Texto:
::::
El Mono, como le decía el Gordito Pilín [Bernardo Botero, SJ], era un gocetas de la vida. Me parece verlo con su mirada y su sonrisa pícaras, soltando frases de doble sentido; rimando pseudo poéticamente de una forma tan chambona que Toño Calle, que había sido su profesor de literatura en Magisterio, a carcajadas no ocultaba su vergüenza; goloso y mecatero empedernido le encantaban los chomelos y los pandebonos… de hecho sostenía que la dirección del carro a ellos lo llevaban. La única forma de frenarlo era cuando con el Gordito y Jorge Julio armábamos un complot para dominarlo: se trataba de sacarle en cara sus historias pasadas, desde cuando entró al Noviciado con Julio Jiménez y Javier Giraldo, pasando por sus juveniles “fechorías”, su Tercera Probación “por correspondencia”, hasta sus siempre ocurrentes pilatunas. Vernos juntos le producía pánico porque en contados minutos le hacíamos juicios sumarios que lo dejaban muy mal parado.
En una cosa no nos pudimos entender y fue en el fútbol. Hincha enfermizo del Poderoso, casi barrabrava, me criticó tenazmente por ser Verdolaga, vestirme su uniforme, regalar boletas dizque para sobornar al personal del colegio y dejar que Nacional entrenara en sus canchas. Cuando se convirtió en Rector hizo lo propio y con su intencional amnesia característica se hacía el de las gafas cuando se le cuestionaba por hacer lo mismo que a mí me criticaba tan duramente. Algún domingo me puse el atuendo del verde para ir en la tarde al Atanasio: ¡más me valiera no haber nacido! Se sentó en mesa aparte y escandalizado llamó a Rapidillo, entonces Provincial e hincha también del rojo, para denunciarme. No le fue bien pues Gabriel Ignacio lo animó entonces a irse para Arrupe. Hasta ahí llegó su ímpetu, pero eso le constó al jefe que lo calificara de desteñido y mal hincha y siempre encontrara la ocasión para “montársela” por demasiado juicioso y formal. Si ganaba Medellín era insoportable por tres días, si perdía, pasaba a la vida oculta y escondida.
::::
Tarea A: Enumera las historias pasadas del Mono que, según el texto sobre el Mono, le sacaban en cara para dominarlo.
Tarea B:
Responde a partir del texto sobre el Mono:
(i) ¿Quién había sido profesor de literatura del Mono en Magisterio?
(ii) ¿De qué equipo era hincha el Mono?
(iii) ¿Durante cuántos días era insoportable el Mono cuando ganaba Medellín?
Tarea C: Retoma el texto sobre el Mono a partir de su última oración y continúa el relato.

Registros de una colección de datos
::::
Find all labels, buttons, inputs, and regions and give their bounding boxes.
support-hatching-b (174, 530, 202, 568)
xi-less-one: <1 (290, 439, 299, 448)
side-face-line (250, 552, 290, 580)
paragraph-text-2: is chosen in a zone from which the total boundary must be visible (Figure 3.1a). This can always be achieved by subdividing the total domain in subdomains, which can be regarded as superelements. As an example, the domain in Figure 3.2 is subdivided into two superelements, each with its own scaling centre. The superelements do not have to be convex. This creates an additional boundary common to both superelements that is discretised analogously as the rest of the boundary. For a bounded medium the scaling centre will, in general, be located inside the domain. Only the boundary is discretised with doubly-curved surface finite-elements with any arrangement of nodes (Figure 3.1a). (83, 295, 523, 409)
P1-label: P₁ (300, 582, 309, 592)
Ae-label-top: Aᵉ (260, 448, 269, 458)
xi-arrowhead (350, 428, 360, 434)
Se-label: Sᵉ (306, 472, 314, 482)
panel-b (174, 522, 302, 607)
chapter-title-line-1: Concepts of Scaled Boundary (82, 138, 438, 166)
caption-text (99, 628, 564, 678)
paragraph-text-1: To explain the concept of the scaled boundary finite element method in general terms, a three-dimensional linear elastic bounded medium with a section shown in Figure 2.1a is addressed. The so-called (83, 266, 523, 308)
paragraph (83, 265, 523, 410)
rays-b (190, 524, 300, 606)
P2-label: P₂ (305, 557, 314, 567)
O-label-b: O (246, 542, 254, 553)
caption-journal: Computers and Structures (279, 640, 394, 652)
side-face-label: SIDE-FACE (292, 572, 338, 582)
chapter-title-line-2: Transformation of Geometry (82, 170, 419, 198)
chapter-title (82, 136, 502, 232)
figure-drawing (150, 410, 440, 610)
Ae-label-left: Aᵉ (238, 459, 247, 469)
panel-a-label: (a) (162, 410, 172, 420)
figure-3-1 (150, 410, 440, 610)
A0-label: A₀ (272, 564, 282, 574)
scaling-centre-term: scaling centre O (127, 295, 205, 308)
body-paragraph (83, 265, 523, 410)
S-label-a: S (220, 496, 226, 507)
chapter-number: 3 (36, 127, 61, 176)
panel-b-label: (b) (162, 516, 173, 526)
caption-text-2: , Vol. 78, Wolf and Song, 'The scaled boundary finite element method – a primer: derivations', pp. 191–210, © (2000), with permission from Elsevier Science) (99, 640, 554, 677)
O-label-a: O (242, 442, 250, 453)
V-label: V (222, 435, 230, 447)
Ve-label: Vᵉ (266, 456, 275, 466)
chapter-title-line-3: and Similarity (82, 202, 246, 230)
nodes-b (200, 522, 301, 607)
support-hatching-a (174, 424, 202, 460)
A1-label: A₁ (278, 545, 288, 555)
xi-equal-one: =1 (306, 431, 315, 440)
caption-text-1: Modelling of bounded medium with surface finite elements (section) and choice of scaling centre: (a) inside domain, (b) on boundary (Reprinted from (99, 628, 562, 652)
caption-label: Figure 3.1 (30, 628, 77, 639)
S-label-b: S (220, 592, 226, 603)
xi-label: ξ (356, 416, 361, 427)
::::
Resultado A:
- Su entrada al Noviciado con Julio Jiménez y Javier Giraldo
- Sus juveniles "fechorías"
- Su Tercera Probación "por correspondencia"
- Sus siempre ocurrentes pilatunas

Resultado B:
(i) Toño Calle.
(ii) Del Poderoso.
(iii) Durante tres días.

Resultado C:
Horacio supo llegarle a la gente a quien cautivaba con su oratoria. Hablaba desde lo profundo de su corazón y eso conmovía y sacudía. Escribía con inspiración y profunda convicción. Desde cuando era Provincial soñó con crear el Centro de Fe y Culturas hasta que lo logró años más tarde, dejándolo bien posicionado en Medellín. Fui testigo de su quehacer cotidiano y del particular carisma para conciliar a los desavenidos… me impactó siempre cómo lograba sentar en la misma mesa a gente de lo
más pobre de las comunas con los dirigentes más ricos de la cultura paisa.
Muchas son las anécdotas y las historias que podría contar del amigo Horacio. Siempre me tomó del pelo y se burló de mí todo lo que quiso, cobrándome mis alianzas con el Gordito Bernardo. Se lo devolví con creces, por supuesto. Hablamos por última vez con ocasión de mis cumpleaños y nos reímos de nuestras tontas ocurrencias. Con su partida he llorado porque “cuando un amigo se va… deja un vacío que no lo puede llenar la llegada de otro amigo…” He llorado con los cientos de mensajes y llamadas que he recibido, con los videos de homenaje que le han hecho, con los escritos de sus estudiantes expresándole los más bellos y nobles sentimientos. Sin duda alguna, el vacío que nos dejó Horacio con su partida a la casa del Padre, es muy grande y así digan que hay que alegrarse como cristianos por la muerte que es encuentro cara a cara con el buen Dios, dejémonos de vainas y reconozcamos que humanamente nos afecta hasta las lágrimas la muerte de un ser querido… y para rebatir al que lo dijo: los jesuitas cuando mueren sí tienen entre sus hermanos quién los llore.
P. José Leonardo Rincón, SJ
Referencia: Noticias de Provincia, N° 2, febrero 2016, pg. 5-15.